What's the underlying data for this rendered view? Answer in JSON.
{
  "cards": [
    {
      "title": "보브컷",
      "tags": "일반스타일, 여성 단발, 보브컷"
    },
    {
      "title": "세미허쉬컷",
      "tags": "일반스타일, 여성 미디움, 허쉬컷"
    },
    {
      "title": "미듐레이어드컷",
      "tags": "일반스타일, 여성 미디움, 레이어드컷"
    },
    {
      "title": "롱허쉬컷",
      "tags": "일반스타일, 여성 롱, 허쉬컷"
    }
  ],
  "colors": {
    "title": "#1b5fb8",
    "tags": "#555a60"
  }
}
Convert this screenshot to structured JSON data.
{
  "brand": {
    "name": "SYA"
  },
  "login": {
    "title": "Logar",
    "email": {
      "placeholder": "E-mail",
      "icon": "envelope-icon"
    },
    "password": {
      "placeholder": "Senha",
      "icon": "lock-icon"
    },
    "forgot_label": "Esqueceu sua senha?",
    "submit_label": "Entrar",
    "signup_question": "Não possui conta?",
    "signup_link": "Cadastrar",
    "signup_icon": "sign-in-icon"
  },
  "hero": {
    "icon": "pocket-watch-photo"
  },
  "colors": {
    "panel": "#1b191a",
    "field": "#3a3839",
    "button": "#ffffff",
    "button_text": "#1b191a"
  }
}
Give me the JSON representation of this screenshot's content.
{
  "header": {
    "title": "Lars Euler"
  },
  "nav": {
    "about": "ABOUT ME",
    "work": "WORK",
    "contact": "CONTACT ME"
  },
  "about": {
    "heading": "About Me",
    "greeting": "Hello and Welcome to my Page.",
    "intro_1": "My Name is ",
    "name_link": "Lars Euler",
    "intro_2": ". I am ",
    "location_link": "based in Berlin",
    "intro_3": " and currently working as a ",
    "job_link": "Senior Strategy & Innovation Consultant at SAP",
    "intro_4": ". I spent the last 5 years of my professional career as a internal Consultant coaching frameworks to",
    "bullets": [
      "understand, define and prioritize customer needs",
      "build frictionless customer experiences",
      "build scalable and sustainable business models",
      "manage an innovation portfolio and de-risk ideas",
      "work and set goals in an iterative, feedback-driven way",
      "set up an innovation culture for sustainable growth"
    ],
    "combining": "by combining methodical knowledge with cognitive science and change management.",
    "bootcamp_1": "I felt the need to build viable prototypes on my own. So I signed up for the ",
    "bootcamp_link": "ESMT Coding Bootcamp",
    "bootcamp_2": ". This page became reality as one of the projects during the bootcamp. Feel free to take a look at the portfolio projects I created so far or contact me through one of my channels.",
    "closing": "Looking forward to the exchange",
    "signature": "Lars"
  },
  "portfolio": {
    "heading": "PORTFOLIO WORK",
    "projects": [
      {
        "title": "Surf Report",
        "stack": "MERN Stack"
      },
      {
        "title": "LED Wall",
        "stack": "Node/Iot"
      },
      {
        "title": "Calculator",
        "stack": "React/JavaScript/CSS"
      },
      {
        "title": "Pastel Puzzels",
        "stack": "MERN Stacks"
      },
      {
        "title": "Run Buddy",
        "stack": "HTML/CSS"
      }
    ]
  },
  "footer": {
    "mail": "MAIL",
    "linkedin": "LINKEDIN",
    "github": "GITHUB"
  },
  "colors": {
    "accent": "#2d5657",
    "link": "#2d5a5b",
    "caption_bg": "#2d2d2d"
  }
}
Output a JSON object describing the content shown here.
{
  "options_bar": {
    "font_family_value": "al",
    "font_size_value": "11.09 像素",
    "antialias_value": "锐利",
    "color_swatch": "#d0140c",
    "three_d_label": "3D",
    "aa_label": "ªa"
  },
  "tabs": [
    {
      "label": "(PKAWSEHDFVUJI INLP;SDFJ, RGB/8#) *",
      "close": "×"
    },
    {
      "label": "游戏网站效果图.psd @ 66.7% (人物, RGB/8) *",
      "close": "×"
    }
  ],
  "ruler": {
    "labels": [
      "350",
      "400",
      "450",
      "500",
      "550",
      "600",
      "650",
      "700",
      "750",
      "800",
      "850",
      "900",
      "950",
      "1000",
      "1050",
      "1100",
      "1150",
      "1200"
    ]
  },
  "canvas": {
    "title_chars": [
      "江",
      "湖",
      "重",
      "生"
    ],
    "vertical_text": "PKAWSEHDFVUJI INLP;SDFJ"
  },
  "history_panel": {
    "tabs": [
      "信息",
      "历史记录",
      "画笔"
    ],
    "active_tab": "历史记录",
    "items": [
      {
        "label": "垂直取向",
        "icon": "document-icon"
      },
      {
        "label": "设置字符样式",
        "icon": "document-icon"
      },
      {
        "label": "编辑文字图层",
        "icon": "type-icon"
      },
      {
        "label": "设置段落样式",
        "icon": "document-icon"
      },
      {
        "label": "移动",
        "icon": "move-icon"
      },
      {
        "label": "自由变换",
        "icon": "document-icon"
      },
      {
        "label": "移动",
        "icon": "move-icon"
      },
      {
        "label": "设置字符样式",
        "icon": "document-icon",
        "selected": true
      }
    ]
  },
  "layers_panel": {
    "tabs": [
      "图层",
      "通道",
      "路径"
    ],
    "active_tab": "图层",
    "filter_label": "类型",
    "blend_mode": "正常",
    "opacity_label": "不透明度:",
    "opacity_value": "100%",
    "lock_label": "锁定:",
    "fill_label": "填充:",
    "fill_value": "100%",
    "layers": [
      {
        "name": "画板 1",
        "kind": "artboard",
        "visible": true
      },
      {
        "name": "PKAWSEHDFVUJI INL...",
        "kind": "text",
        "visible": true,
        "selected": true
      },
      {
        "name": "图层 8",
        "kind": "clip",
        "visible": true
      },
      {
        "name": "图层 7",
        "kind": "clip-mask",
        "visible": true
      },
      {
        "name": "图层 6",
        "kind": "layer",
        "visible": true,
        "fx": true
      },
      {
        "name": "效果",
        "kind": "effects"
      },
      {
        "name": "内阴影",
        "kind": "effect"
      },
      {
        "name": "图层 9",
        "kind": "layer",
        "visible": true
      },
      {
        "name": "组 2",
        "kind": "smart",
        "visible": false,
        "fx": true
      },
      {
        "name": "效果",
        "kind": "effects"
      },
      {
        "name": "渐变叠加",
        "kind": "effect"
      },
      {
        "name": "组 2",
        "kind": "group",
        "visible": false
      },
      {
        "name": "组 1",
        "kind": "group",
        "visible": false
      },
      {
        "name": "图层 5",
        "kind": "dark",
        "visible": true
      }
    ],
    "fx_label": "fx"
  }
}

· · · · · · ·

## WHAT YOU NEED TO DO
Using the records above, select and copy every line that has the word "Euler".

## SOLUTION TO THIS PROBLEM
    "title": "Lars Euler"
    "name_link": "Lars Euler",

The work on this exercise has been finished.